== DATA LINES ==
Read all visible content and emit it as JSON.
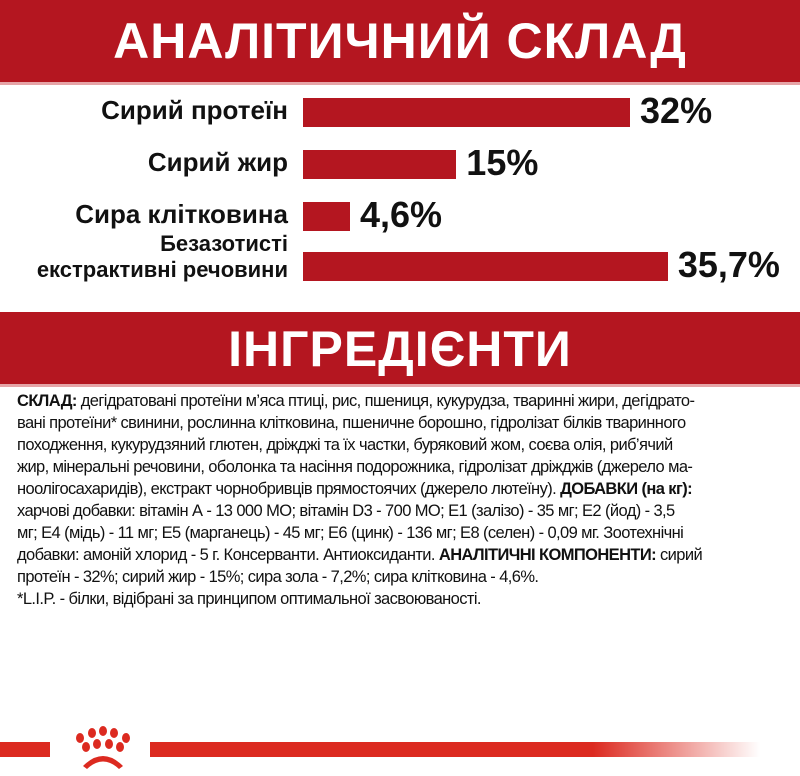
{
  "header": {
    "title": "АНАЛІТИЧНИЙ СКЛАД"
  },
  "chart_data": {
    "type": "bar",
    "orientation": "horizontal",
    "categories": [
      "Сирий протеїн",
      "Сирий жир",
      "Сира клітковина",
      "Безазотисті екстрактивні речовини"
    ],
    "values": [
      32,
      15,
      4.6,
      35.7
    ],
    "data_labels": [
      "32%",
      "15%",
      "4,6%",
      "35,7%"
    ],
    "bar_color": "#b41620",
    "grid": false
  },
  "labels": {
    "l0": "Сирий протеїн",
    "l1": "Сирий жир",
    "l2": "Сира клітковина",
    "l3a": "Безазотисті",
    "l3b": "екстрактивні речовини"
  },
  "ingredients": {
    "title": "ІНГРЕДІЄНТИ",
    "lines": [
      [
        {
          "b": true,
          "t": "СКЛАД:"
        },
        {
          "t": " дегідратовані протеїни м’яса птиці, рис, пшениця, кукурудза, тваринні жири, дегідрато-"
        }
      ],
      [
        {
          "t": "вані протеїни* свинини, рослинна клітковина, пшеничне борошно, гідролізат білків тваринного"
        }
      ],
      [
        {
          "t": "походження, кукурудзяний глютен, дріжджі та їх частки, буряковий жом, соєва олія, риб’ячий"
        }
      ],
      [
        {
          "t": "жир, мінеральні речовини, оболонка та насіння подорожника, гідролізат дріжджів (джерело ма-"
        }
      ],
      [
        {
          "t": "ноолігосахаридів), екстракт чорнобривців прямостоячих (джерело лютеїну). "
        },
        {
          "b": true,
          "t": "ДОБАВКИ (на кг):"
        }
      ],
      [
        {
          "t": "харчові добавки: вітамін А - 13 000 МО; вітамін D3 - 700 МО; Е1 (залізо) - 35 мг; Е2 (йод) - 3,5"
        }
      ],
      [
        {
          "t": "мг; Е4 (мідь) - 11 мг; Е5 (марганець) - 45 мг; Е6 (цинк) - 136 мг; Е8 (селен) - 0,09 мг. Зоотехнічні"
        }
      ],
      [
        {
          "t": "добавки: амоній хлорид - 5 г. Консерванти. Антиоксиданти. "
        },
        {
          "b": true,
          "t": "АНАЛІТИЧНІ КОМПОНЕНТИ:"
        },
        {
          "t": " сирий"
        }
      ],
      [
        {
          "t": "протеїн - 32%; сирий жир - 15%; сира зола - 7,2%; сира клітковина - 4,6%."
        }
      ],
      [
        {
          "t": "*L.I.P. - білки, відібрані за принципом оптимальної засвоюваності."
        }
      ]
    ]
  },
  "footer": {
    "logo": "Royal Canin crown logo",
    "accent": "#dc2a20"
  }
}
===
== DATA LINES ==
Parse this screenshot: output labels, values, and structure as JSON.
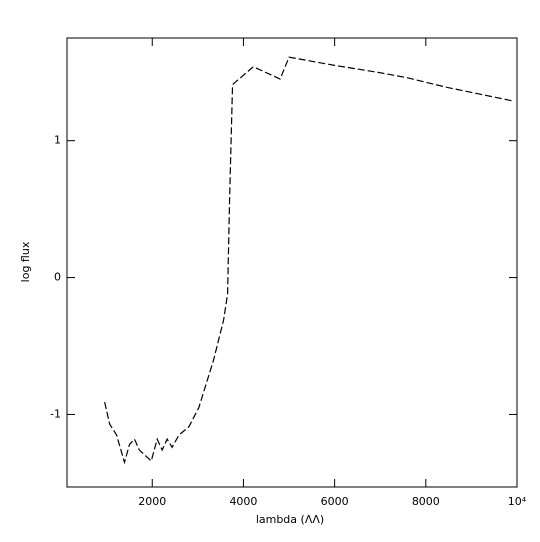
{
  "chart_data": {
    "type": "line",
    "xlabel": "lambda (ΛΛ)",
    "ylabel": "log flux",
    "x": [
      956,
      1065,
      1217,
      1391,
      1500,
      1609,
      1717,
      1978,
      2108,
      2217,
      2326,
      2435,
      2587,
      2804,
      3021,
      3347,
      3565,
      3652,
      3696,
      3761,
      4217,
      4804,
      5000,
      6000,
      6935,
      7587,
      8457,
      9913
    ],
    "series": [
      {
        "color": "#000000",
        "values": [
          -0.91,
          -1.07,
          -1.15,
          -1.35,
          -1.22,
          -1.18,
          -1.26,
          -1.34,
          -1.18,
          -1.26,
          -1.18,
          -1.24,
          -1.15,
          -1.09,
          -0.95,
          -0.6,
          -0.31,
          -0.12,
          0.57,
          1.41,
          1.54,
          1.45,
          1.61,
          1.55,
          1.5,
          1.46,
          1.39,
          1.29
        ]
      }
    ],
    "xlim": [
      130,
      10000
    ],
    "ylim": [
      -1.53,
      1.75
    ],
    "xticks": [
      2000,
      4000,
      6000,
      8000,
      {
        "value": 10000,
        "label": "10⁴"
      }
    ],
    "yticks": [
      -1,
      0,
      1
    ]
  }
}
===
WHAT IS BEING ASKED:
Pull every line containing the word "речовини" out of the entries above.

SOLUTION:
      "Безазотисті екстрактивні речовини"
    "l3b": "екстрактивні речовини"
          "t": "жир, мінеральні речовини, оболонка та насіння подорожника, гідролізат дріжджів (джерело ма-"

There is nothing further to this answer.